Dataset rows:

_ _ _ _

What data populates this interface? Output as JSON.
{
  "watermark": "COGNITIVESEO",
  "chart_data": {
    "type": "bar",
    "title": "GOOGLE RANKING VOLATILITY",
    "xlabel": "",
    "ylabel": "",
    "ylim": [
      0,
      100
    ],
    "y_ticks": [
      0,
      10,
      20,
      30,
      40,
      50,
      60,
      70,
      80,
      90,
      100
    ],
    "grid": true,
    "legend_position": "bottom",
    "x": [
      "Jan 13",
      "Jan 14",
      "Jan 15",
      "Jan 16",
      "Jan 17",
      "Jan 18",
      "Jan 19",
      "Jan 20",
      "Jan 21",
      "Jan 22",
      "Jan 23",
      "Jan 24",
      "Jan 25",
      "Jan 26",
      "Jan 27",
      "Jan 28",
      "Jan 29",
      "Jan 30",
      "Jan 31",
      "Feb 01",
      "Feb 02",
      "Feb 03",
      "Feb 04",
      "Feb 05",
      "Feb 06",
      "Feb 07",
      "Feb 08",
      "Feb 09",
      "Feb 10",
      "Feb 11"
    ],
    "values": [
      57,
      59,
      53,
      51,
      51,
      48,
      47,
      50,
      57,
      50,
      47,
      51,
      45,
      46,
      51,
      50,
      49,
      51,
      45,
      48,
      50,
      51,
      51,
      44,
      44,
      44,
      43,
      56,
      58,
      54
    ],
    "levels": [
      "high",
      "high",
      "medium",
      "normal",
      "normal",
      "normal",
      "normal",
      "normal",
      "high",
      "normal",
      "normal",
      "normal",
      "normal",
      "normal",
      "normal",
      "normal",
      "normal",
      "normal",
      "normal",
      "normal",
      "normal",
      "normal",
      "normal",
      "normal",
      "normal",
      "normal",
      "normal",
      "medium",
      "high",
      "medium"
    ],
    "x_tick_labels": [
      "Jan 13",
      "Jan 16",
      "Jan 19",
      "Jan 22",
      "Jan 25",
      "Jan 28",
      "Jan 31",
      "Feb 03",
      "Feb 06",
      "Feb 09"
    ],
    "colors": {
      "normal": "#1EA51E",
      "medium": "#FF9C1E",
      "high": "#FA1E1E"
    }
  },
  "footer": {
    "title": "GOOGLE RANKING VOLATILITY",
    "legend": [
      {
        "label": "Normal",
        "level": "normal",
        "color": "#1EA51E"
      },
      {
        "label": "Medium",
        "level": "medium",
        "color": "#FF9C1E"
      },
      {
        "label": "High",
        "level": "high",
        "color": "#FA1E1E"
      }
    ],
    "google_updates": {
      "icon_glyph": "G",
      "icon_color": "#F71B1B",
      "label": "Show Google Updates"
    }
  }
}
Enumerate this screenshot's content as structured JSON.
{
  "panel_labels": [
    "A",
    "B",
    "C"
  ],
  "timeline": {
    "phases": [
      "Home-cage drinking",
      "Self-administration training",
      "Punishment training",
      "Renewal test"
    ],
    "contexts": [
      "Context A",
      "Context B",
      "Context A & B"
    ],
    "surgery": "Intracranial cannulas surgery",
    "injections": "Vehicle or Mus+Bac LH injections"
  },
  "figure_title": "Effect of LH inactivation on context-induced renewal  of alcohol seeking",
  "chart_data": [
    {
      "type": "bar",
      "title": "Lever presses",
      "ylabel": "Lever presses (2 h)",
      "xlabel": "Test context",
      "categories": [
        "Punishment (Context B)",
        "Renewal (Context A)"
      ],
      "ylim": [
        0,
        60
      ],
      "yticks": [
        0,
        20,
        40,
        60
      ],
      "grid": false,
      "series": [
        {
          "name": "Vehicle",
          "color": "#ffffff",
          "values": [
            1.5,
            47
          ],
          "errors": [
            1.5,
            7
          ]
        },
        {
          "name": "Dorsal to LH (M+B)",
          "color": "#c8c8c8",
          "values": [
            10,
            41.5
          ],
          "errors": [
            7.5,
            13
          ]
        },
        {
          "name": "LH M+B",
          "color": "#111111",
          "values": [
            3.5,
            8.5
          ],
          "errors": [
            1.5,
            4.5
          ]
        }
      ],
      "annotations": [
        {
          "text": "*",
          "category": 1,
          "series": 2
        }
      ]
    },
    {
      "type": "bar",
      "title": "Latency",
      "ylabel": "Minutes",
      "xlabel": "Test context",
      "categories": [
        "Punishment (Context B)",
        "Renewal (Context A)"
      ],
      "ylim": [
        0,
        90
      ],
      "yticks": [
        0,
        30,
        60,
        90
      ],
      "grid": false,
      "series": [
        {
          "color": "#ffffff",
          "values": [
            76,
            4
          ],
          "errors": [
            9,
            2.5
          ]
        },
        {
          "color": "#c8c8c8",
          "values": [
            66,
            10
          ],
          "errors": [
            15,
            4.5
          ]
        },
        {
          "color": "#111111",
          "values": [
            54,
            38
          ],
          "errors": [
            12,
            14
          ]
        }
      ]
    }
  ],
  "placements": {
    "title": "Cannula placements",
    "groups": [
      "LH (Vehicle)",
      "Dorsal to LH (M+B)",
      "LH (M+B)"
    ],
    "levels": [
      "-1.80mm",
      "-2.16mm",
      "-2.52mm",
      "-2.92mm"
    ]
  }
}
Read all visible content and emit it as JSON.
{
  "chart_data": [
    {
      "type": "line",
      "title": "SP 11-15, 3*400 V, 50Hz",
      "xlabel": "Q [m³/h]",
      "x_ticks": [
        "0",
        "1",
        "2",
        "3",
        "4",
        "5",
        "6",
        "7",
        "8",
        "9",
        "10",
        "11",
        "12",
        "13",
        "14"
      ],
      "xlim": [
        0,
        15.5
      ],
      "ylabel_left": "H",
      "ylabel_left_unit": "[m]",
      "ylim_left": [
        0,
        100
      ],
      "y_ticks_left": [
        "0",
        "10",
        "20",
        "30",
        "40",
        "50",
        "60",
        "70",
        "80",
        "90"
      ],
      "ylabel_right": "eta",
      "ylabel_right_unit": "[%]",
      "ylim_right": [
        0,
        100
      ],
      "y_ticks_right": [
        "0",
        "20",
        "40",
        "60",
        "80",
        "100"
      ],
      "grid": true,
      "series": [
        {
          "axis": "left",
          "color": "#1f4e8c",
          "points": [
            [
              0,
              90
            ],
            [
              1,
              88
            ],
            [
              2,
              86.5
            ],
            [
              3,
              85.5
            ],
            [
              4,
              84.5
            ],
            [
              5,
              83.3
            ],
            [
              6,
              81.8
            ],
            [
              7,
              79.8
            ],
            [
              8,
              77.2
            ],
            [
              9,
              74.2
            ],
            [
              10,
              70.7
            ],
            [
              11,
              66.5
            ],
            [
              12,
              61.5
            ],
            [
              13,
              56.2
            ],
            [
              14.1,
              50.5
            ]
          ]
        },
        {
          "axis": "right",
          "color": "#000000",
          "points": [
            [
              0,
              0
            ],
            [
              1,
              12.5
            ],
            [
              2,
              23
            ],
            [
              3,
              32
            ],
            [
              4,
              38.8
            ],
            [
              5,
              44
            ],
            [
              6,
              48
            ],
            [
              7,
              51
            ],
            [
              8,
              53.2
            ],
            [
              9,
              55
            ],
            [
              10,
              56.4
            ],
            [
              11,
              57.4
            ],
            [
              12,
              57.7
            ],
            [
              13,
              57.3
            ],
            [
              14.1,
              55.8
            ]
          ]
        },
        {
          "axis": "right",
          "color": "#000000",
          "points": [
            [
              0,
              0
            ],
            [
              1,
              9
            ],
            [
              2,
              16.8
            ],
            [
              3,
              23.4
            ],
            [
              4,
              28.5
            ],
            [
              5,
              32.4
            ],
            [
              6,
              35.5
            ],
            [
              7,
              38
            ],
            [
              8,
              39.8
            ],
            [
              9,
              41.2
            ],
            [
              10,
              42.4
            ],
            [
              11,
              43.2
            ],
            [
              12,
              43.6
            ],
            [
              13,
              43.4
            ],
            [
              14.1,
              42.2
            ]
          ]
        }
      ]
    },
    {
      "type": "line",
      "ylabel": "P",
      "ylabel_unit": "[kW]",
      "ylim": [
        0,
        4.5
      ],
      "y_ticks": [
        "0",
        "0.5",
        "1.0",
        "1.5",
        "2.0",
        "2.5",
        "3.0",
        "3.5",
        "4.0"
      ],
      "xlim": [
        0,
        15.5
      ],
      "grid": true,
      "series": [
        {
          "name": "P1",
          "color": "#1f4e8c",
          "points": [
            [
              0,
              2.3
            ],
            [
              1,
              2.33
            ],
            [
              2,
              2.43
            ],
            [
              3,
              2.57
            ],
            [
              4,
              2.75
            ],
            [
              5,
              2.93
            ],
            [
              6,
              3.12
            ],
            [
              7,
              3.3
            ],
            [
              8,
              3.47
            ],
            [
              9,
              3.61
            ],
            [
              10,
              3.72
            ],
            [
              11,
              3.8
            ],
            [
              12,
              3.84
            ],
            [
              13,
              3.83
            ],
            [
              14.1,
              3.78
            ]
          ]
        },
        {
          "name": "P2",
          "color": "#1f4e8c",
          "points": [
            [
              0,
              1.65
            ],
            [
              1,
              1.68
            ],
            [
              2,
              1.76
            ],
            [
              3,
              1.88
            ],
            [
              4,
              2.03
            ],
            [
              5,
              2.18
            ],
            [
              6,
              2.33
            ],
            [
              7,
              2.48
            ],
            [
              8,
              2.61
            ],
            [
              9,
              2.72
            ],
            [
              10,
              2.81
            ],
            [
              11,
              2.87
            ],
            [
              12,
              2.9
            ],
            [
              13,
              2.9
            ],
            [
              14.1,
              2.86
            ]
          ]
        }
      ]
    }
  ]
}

_ _ _ _

Required task:
Look through the entries above for the word "xlabel". Copy every line where it shows up.

In response:
    "xlabel": "",
      "xlabel": "Test context",
      "xlabel": "Test context",
      "xlabel": "Q [m³/h]",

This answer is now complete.